+++ Records to use
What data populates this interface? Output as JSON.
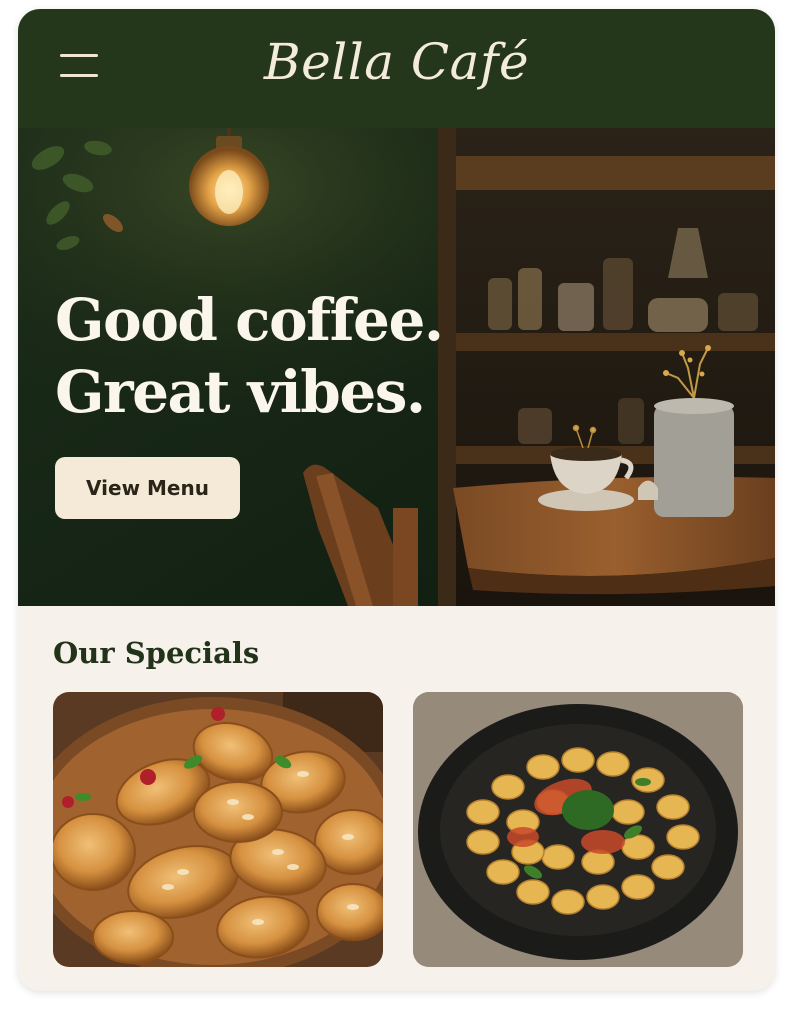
{
  "header": {
    "brand": "Bella Café",
    "menu_icon": "hamburger-menu-icon"
  },
  "hero": {
    "title_line1": "Good coffee.",
    "title_line2": "Great vibes.",
    "cta_label": "View Menu"
  },
  "specials": {
    "title": "Our Specials",
    "items": [
      {
        "image": "croissant-platter-photo"
      },
      {
        "image": "gnocchi-bowl-photo"
      }
    ]
  },
  "colors": {
    "header_bg": "#25371a",
    "card_bg": "#f6f1ea",
    "button_bg": "#f5ead7",
    "heading_green": "#223319"
  }
}
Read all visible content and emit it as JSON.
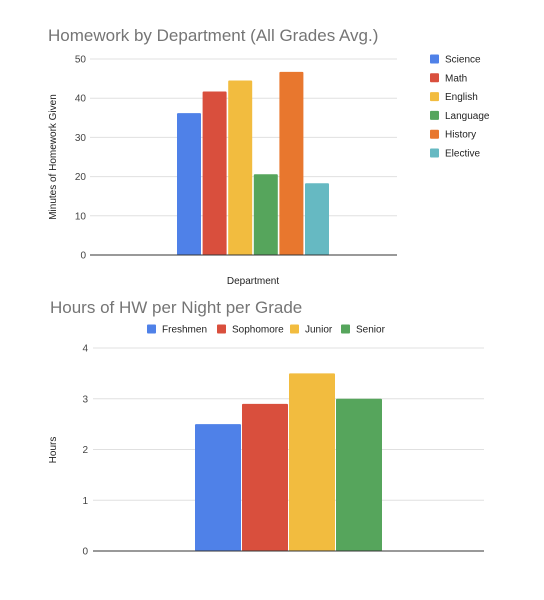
{
  "chart_data": [
    {
      "type": "bar",
      "title": "Homework by Department (All Grades Avg.)",
      "xlabel": "Department",
      "ylabel": "Minutes of Homework Given",
      "ylim": [
        0,
        50
      ],
      "yticks": [
        0,
        10,
        20,
        30,
        40,
        50
      ],
      "grid": true,
      "legend_position": "right",
      "categories": [
        ""
      ],
      "series": [
        {
          "name": "Science",
          "values": [
            36.2
          ],
          "color": "#4f81e8"
        },
        {
          "name": "Math",
          "values": [
            41.7
          ],
          "color": "#d94f3d"
        },
        {
          "name": "English",
          "values": [
            44.5
          ],
          "color": "#f2bc3f"
        },
        {
          "name": "Language",
          "values": [
            20.6
          ],
          "color": "#56a55c"
        },
        {
          "name": "History",
          "values": [
            46.7
          ],
          "color": "#e8772e"
        },
        {
          "name": "Elective",
          "values": [
            18.3
          ],
          "color": "#66b9c2"
        }
      ]
    },
    {
      "type": "bar",
      "title": "Hours of HW per Night per Grade",
      "xlabel": "",
      "ylabel": "Hours",
      "ylim": [
        0,
        4
      ],
      "yticks": [
        0,
        1,
        2,
        3,
        4
      ],
      "grid": true,
      "legend_position": "top",
      "categories": [
        ""
      ],
      "series": [
        {
          "name": "Freshmen",
          "values": [
            2.5
          ],
          "color": "#4f81e8"
        },
        {
          "name": "Sophomore",
          "values": [
            2.9
          ],
          "color": "#d94f3d"
        },
        {
          "name": "Junior",
          "values": [
            3.5
          ],
          "color": "#f2bc3f"
        },
        {
          "name": "Senior",
          "values": [
            3.0
          ],
          "color": "#56a55c"
        }
      ]
    }
  ]
}
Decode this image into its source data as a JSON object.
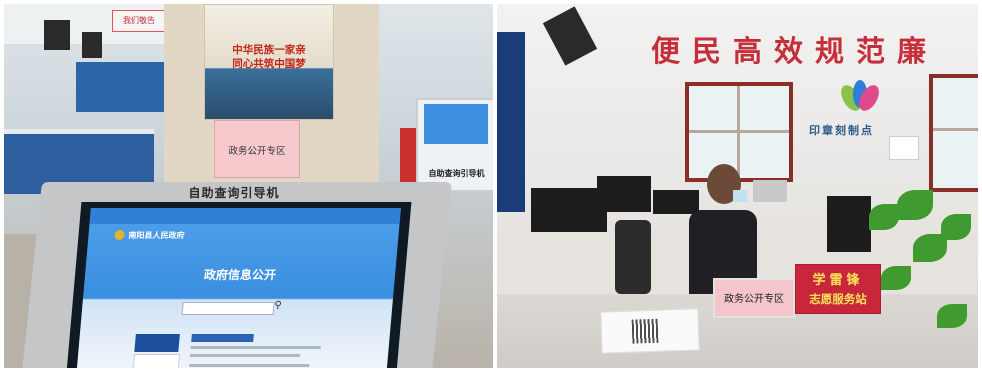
{
  "left_photo": {
    "top_sign": "我们敬告",
    "poster_line1": "中华民族一家亲",
    "poster_line2": "同心共筑中国梦",
    "pink_card_label": "政务公开专区",
    "kiosk_title": "自助查询引导机",
    "right_kiosk_label": "自助查询引导机",
    "screen": {
      "site_name": "南阳县人民政府",
      "page_heading": "政府信息公开",
      "search_icon": "magnifier-icon"
    }
  },
  "right_photo": {
    "wall_banner": "便民高效规范廉",
    "stamp_service_label": "印章刻制点",
    "pink_sign_label": "政务公开专区",
    "red_sign_line1": "学雷锋",
    "red_sign_line2": "志愿服务站",
    "colors": {
      "banner_red": "#c62f3a",
      "sign_red": "#c8263a",
      "sign_yellow": "#f7e25a"
    }
  }
}
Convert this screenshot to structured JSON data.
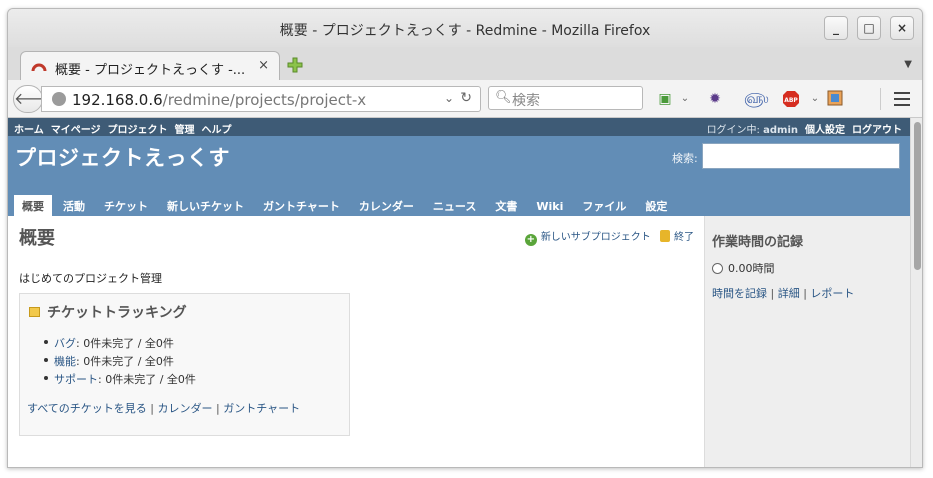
{
  "window": {
    "title": "概要 - プロジェクトえっくす - Redmine - Mozilla Firefox",
    "minimize": "_",
    "maximize": "□",
    "close": "×"
  },
  "tab": {
    "title": "概要 - プロジェクトえっくす -...",
    "close": "×"
  },
  "navbar": {
    "url_host": "192.168.0.6",
    "url_path": "/redmine/projects/project-x",
    "search_placeholder": "検索"
  },
  "topmenu": {
    "items": [
      "ホーム",
      "マイページ",
      "プロジェクト",
      "管理",
      "ヘルプ"
    ],
    "logged_as_label": "ログイン中:",
    "user": "admin",
    "my_account": "個人設定",
    "logout": "ログアウト"
  },
  "header": {
    "project_title": "プロジェクトえっくす",
    "search_label": "検索:"
  },
  "main_menu": [
    {
      "label": "概要",
      "selected": true
    },
    {
      "label": "活動"
    },
    {
      "label": "チケット"
    },
    {
      "label": "新しいチケット"
    },
    {
      "label": "ガントチャート"
    },
    {
      "label": "カレンダー"
    },
    {
      "label": "ニュース"
    },
    {
      "label": "文書"
    },
    {
      "label": "Wiki"
    },
    {
      "label": "ファイル"
    },
    {
      "label": "設定"
    }
  ],
  "content": {
    "heading": "概要",
    "new_subproject": "新しいサブプロジェクト",
    "close_project": "終了",
    "description": "はじめてのプロジェクト管理",
    "issue_tracking": {
      "title": "チケットトラッキング",
      "trackers": [
        {
          "name": "バグ",
          "stats": ": 0件未完了 / 全0件"
        },
        {
          "name": "機能",
          "stats": ": 0件未完了 / 全0件"
        },
        {
          "name": "サポート",
          "stats": ": 0件未完了 / 全0件"
        }
      ],
      "view_all": "すべてのチケットを見る",
      "calendar": "カレンダー",
      "gantt": "ガントチャート",
      "sep": " | "
    }
  },
  "sidebar": {
    "title": "作業時間の記録",
    "hours": "0.00時間",
    "log_time": "時間を記録",
    "details": "詳細",
    "report": "レポート",
    "sep": " | "
  },
  "colors": {
    "header": "#628db6",
    "topmenu": "#3e5b76",
    "link": "#2a5685"
  }
}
++++++
Exercise brief | Will you restate every entry word for word and omit the images?

Solution for this problem |
What data populates this interface? Output as JSON.
{
  "header": {
    "brand": "Bella Café",
    "menu_icon": "hamburger-menu-icon"
  },
  "hero": {
    "title_line1": "Good coffee.",
    "title_line2": "Great vibes.",
    "cta_label": "View Menu"
  },
  "specials": {
    "title": "Our Specials",
    "items": [
      {
        "image": "croissant-platter-photo"
      },
      {
        "image": "gnocchi-bowl-photo"
      }
    ]
  },
  "colors": {
    "header_bg": "#25371a",
    "card_bg": "#f6f1ea",
    "button_bg": "#f5ead7",
    "heading_green": "#223319"
  }
}
Read all visible content and emit it as JSON.
{
  "chart_data": [
    {
      "type": "bar",
      "title": "Homework by Department (All Grades Avg.)",
      "xlabel": "Department",
      "ylabel": "Minutes of Homework Given",
      "ylim": [
        0,
        50
      ],
      "yticks": [
        0,
        10,
        20,
        30,
        40,
        50
      ],
      "grid": true,
      "legend_position": "right",
      "categories": [
        ""
      ],
      "series": [
        {
          "name": "Science",
          "values": [
            36.2
          ],
          "color": "#4f81e8"
        },
        {
          "name": "Math",
          "values": [
            41.7
          ],
          "color": "#d94f3d"
        },
        {
          "name": "English",
          "values": [
            44.5
          ],
          "color": "#f2bc3f"
        },
        {
          "name": "Language",
          "values": [
            20.6
          ],
          "color": "#56a55c"
        },
        {
          "name": "History",
          "values": [
            46.7
          ],
          "color": "#e8772e"
        },
        {
          "name": "Elective",
          "values": [
            18.3
          ],
          "color": "#66b9c2"
        }
      ]
    },
    {
      "type": "bar",
      "title": "Hours of HW per Night per Grade",
      "xlabel": "",
      "ylabel": "Hours",
      "ylim": [
        0,
        4
      ],
      "yticks": [
        0,
        1,
        2,
        3,
        4
      ],
      "grid": true,
      "legend_position": "top",
      "categories": [
        ""
      ],
      "series": [
        {
          "name": "Freshmen",
          "values": [
            2.5
          ],
          "color": "#4f81e8"
        },
        {
          "name": "Sophomore",
          "values": [
            2.9
          ],
          "color": "#d94f3d"
        },
        {
          "name": "Junior",
          "values": [
            3.5
          ],
          "color": "#f2bc3f"
        },
        {
          "name": "Senior",
          "values": [
            3.0
          ],
          "color": "#56a55c"
        }
      ]
    }
  ]
}
Decode this image into its source data as a JSON object.
{
  "left_photo": {
    "top_sign": "我们敬告",
    "poster_line1": "中华民族一家亲",
    "poster_line2": "同心共筑中国梦",
    "pink_card_label": "政务公开专区",
    "kiosk_title": "自助查询引导机",
    "right_kiosk_label": "自助查询引导机",
    "screen": {
      "site_name": "南阳县人民政府",
      "page_heading": "政府信息公开",
      "search_icon": "magnifier-icon"
    }
  },
  "right_photo": {
    "wall_banner": "便民高效规范廉",
    "stamp_service_label": "印章刻制点",
    "pink_sign_label": "政务公开专区",
    "red_sign_line1": "学雷锋",
    "red_sign_line2": "志愿服务站",
    "colors": {
      "banner_red": "#c62f3a",
      "sign_red": "#c8263a",
      "sign_yellow": "#f7e25a"
    }
  }
}
Convert this screenshot to structured JSON data.
{
  "window": {
    "title": "概要 - プロジェクトえっくす - Redmine - Mozilla Firefox",
    "minimize": "_",
    "maximize": "□",
    "close": "×"
  },
  "tab": {
    "title": "概要 - プロジェクトえっくす -...",
    "close": "×"
  },
  "navbar": {
    "url_host": "192.168.0.6",
    "url_path": "/redmine/projects/project-x",
    "search_placeholder": "検索"
  },
  "topmenu": {
    "items": [
      "ホーム",
      "マイページ",
      "プロジェクト",
      "管理",
      "ヘルプ"
    ],
    "logged_as_label": "ログイン中:",
    "user": "admin",
    "my_account": "個人設定",
    "logout": "ログアウト"
  },
  "header": {
    "project_title": "プロジェクトえっくす",
    "search_label": "検索:"
  },
  "main_menu": [
    {
      "label": "概要",
      "selected": true
    },
    {
      "label": "活動"
    },
    {
      "label": "チケット"
    },
    {
      "label": "新しいチケット"
    },
    {
      "label": "ガントチャート"
    },
    {
      "label": "カレンダー"
    },
    {
      "label": "ニュース"
    },
    {
      "label": "文書"
    },
    {
      "label": "Wiki"
    },
    {
      "label": "ファイル"
    },
    {
      "label": "設定"
    }
  ],
  "content": {
    "heading": "概要",
    "new_subproject": "新しいサブプロジェクト",
    "close_project": "終了",
    "description": "はじめてのプロジェクト管理",
    "issue_tracking": {
      "title": "チケットトラッキング",
      "trackers": [
        {
          "name": "バグ",
          "stats": ": 0件未完了 / 全0件"
        },
        {
          "name": "機能",
          "stats": ": 0件未完了 / 全0件"
        },
        {
          "name": "サポート",
          "stats": ": 0件未完了 / 全0件"
        }
      ],
      "view_all": "すべてのチケットを見る",
      "calendar": "カレンダー",
      "gantt": "ガントチャート",
      "sep": " | "
    }
  },
  "sidebar": {
    "title": "作業時間の記録",
    "hours": "0.00時間",
    "log_time": "時間を記録",
    "details": "詳細",
    "report": "レポート",
    "sep": " | "
  },
  "colors": {
    "header": "#628db6",
    "topmenu": "#3e5b76",
    "link": "#2a5685"
  }
}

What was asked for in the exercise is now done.